== What you have to do ==
The listing below should be written out exactly; please include all of it.

## begin

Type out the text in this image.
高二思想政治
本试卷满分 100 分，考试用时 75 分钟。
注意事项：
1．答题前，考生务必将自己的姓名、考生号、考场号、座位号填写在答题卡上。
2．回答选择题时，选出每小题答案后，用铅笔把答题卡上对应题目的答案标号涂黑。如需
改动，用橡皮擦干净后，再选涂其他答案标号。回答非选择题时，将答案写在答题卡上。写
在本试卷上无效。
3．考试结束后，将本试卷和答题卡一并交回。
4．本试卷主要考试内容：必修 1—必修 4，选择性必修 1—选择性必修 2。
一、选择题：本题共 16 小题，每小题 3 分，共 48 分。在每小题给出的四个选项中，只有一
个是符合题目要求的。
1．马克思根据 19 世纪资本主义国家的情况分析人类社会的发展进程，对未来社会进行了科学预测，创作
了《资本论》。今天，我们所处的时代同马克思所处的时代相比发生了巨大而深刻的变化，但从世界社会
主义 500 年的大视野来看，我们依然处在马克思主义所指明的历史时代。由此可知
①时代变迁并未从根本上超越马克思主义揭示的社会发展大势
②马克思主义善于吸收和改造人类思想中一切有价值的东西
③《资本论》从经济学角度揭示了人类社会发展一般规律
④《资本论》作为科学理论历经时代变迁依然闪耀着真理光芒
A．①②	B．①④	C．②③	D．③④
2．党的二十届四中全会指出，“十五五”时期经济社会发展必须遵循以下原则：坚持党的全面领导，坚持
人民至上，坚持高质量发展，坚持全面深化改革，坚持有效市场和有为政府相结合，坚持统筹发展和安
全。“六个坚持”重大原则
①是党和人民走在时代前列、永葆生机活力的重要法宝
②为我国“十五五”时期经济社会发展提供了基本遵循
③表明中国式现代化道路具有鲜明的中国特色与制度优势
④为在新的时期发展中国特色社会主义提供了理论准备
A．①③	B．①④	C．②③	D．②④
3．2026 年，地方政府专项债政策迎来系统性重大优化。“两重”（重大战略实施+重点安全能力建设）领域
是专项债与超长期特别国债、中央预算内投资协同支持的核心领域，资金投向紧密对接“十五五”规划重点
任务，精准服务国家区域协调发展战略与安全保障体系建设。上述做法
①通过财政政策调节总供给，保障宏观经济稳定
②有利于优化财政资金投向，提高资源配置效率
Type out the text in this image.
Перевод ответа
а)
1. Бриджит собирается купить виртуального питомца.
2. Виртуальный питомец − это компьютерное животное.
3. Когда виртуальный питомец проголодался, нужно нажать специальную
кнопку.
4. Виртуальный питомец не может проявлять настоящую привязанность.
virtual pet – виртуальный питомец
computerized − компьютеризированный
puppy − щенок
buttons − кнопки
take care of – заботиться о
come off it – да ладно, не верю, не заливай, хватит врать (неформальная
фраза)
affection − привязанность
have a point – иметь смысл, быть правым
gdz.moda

## end

== Full solution ==
Type out the text in this image.
高二思想政治
本试卷满分 100 分，考试用时 75 分钟。
注意事项：
1．答题前，考生务必将自己的姓名、考生号、考场号、座位号填写在答题卡上。
2．回答选择题时，选出每小题答案后，用铅笔把答题卡上对应题目的答案标号涂黑。如需
改动，用橡皮擦干净后，再选涂其他答案标号。回答非选择题时，将答案写在答题卡上。写
在本试卷上无效。
3．考试结束后，将本试卷和答题卡一并交回。
4．本试卷主要考试内容：必修 1—必修 4，选择性必修 1—选择性必修 2。
一、选择题：本题共 16 小题，每小题 3 分，共 48 分。在每小题给出的四个选项中，只有一
个是符合题目要求的。
1．马克思根据 19 世纪资本主义国家的情况分析人类社会的发展进程，对未来社会进行了科学预测，创作
了《资本论》。今天，我们所处的时代同马克思所处的时代相比发生了巨大而深刻的变化，但从世界社会
主义 500 年的大视野来看，我们依然处在马克思主义所指明的历史时代。由此可知
①时代变迁并未从根本上超越马克思主义揭示的社会发展大势
②马克思主义善于吸收和改造人类思想中一切有价值的东西
③《资本论》从经济学角度揭示了人类社会发展一般规律
④《资本论》作为科学理论历经时代变迁依然闪耀着真理光芒
A．①②	B．①④	C．②③	D．③④
2．党的二十届四中全会指出，“十五五”时期经济社会发展必须遵循以下原则：坚持党的全面领导，坚持
人民至上，坚持高质量发展，坚持全面深化改革，坚持有效市场和有为政府相结合，坚持统筹发展和安
全。“六个坚持”重大原则
①是党和人民走在时代前列、永葆生机活力的重要法宝
②为我国“十五五”时期经济社会发展提供了基本遵循
③表明中国式现代化道路具有鲜明的中国特色与制度优势
④为在新的时期发展中国特色社会主义提供了理论准备
A．①③	B．①④	C．②③	D．②④
3．2026 年，地方政府专项债政策迎来系统性重大优化。“两重”（重大战略实施+重点安全能力建设）领域
是专项债与超长期特别国债、中央预算内投资协同支持的核心领域，资金投向紧密对接“十五五”规划重点
任务，精准服务国家区域协调发展战略与安全保障体系建设。上述做法
①通过财政政策调节总供给，保障宏观经济稳定
②有利于优化财政资金投向，提高资源配置效率
Type out the text in this image.
Перевод ответа
а)
1. Бриджит собирается купить виртуального питомца.
2. Виртуальный питомец − это компьютерное животное.
3. Когда виртуальный питомец проголодался, нужно нажать специальную
кнопку.
4. Виртуальный питомец не может проявлять настоящую привязанность.
virtual pet – виртуальный питомец
computerized − компьютеризированный
puppy − щенок
buttons − кнопки
take care of – заботиться о
come off it – да ладно, не верю, не заливай, хватит врать (неформальная
фраза)
affection − привязанность
have a point – иметь смысл, быть правым
gdz.moda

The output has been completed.